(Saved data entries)
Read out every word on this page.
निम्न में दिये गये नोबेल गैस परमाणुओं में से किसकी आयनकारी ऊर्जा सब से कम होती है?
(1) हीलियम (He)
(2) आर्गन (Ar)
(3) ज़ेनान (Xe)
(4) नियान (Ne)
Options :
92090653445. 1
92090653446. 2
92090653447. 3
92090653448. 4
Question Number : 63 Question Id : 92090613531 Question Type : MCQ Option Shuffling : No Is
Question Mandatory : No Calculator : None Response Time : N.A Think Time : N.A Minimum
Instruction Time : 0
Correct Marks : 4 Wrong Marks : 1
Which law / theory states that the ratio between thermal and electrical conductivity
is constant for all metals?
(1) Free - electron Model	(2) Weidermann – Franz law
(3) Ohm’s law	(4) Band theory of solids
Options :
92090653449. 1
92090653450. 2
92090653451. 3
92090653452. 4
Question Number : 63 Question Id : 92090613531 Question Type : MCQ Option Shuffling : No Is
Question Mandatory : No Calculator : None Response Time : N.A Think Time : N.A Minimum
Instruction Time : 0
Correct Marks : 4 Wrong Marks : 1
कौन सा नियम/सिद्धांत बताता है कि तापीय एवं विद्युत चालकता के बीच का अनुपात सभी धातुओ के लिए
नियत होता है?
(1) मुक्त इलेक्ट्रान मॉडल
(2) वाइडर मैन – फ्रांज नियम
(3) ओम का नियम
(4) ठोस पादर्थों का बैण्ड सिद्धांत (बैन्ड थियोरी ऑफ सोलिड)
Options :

* **TO DO**
Reproduce the entries above in full by retyping them exactly.

* **FULL RESPONSE**
Read out every word on this page.
निम्न में दिये गये नोबेल गैस परमाणुओं में से किसकी आयनकारी ऊर्जा सब से कम होती है?
(1) हीलियम (He)
(2) आर्गन (Ar)
(3) ज़ेनान (Xe)
(4) नियान (Ne)
Options :
92090653445. 1
92090653446. 2
92090653447. 3
92090653448. 4
Question Number : 63 Question Id : 92090613531 Question Type : MCQ Option Shuffling : No Is
Question Mandatory : No Calculator : None Response Time : N.A Think Time : N.A Minimum
Instruction Time : 0
Correct Marks : 4 Wrong Marks : 1
Which law / theory states that the ratio between thermal and electrical conductivity
is constant for all metals?
(1) Free - electron Model	(2) Weidermann – Franz law
(3) Ohm’s law	(4) Band theory of solids
Options :
92090653449. 1
92090653450. 2
92090653451. 3
92090653452. 4
Question Number : 63 Question Id : 92090613531 Question Type : MCQ Option Shuffling : No Is
Question Mandatory : No Calculator : None Response Time : N.A Think Time : N.A Minimum
Instruction Time : 0
Correct Marks : 4 Wrong Marks : 1
कौन सा नियम/सिद्धांत बताता है कि तापीय एवं विद्युत चालकता के बीच का अनुपात सभी धातुओ के लिए
नियत होता है?
(1) मुक्त इलेक्ट्रान मॉडल
(2) वाइडर मैन – फ्रांज नियम
(3) ओम का नियम
(4) ठोस पादर्थों का बैण्ड सिद्धांत (बैन्ड थियोरी ऑफ सोलिड)
Options :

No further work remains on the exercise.